Print each line of the records below, keeping every character unchanged.

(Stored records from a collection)
- - -

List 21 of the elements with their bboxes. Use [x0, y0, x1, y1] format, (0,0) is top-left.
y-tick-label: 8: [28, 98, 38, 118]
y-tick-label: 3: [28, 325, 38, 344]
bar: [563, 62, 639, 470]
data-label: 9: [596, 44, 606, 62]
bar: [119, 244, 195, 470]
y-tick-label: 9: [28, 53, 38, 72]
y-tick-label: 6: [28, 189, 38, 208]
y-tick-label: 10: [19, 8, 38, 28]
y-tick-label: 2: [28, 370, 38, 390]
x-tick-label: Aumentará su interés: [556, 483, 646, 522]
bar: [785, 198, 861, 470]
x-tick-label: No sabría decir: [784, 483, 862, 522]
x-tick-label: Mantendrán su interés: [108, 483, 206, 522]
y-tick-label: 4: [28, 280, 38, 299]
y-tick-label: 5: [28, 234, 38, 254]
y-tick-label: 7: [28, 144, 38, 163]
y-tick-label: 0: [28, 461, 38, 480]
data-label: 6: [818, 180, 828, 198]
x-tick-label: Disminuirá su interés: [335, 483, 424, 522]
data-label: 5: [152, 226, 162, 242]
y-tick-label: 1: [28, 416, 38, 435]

- - -

* **ANSWER IN FULL**:
List 21 of the elements with their bboxes. Use [x0, y0, x1, y1] format, (0,0) is top-left.
y-tick-label: 8: [28, 98, 38, 118]
y-tick-label: 3: [28, 325, 38, 344]
bar: [563, 62, 639, 470]
data-label: 9: [596, 44, 606, 62]
bar: [119, 244, 195, 470]
y-tick-label: 9: [28, 53, 38, 72]
y-tick-label: 6: [28, 189, 38, 208]
y-tick-label: 10: [19, 8, 38, 28]
y-tick-label: 2: [28, 370, 38, 390]
x-tick-label: Aumentará su interés: [556, 483, 646, 522]
bar: [785, 198, 861, 470]
x-tick-label: No sabría decir: [784, 483, 862, 522]
x-tick-label: Mantendrán su interés: [108, 483, 206, 522]
y-tick-label: 4: [28, 280, 38, 299]
y-tick-label: 5: [28, 234, 38, 254]
y-tick-label: 7: [28, 144, 38, 163]
y-tick-label: 0: [28, 461, 38, 480]
data-label: 6: [818, 180, 828, 198]
x-tick-label: Disminuirá su interés: [335, 483, 424, 522]
data-label: 5: [152, 226, 162, 242]
y-tick-label: 1: [28, 416, 38, 435]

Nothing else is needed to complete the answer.